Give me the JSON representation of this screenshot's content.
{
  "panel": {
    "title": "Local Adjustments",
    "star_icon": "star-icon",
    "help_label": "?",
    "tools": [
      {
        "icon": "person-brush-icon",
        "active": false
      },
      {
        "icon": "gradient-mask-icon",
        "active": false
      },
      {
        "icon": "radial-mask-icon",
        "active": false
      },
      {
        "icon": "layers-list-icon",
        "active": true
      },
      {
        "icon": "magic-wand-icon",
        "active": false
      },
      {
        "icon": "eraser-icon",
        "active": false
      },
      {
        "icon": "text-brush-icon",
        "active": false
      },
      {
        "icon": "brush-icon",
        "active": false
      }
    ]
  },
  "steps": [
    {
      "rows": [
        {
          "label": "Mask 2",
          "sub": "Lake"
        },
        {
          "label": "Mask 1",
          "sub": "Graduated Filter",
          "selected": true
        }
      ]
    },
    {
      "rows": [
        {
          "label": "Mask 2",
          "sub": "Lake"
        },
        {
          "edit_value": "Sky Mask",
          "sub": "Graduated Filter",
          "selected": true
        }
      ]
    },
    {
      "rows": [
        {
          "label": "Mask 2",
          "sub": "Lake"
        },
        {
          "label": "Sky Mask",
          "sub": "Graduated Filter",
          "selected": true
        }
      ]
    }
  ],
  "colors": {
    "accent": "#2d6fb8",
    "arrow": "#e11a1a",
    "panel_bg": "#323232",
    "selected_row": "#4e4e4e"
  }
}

*YOUR OBJECTIVE:* Nothing should be left out: return all of the records exactly.

*CORRECT RESULT:*
Give me the JSON representation of this screenshot's content.
{
  "panel": {
    "title": "Local Adjustments",
    "star_icon": "star-icon",
    "help_label": "?",
    "tools": [
      {
        "icon": "person-brush-icon",
        "active": false
      },
      {
        "icon": "gradient-mask-icon",
        "active": false
      },
      {
        "icon": "radial-mask-icon",
        "active": false
      },
      {
        "icon": "layers-list-icon",
        "active": true
      },
      {
        "icon": "magic-wand-icon",
        "active": false
      },
      {
        "icon": "eraser-icon",
        "active": false
      },
      {
        "icon": "text-brush-icon",
        "active": false
      },
      {
        "icon": "brush-icon",
        "active": false
      }
    ]
  },
  "steps": [
    {
      "rows": [
        {
          "label": "Mask 2",
          "sub": "Lake"
        },
        {
          "label": "Mask 1",
          "sub": "Graduated Filter",
          "selected": true
        }
      ]
    },
    {
      "rows": [
        {
          "label": "Mask 2",
          "sub": "Lake"
        },
        {
          "edit_value": "Sky Mask",
          "sub": "Graduated Filter",
          "selected": true
        }
      ]
    },
    {
      "rows": [
        {
          "label": "Mask 2",
          "sub": "Lake"
        },
        {
          "label": "Sky Mask",
          "sub": "Graduated Filter",
          "selected": true
        }
      ]
    }
  ],
  "colors": {
    "accent": "#2d6fb8",
    "arrow": "#e11a1a",
    "panel_bg": "#323232",
    "selected_row": "#4e4e4e"
  }
}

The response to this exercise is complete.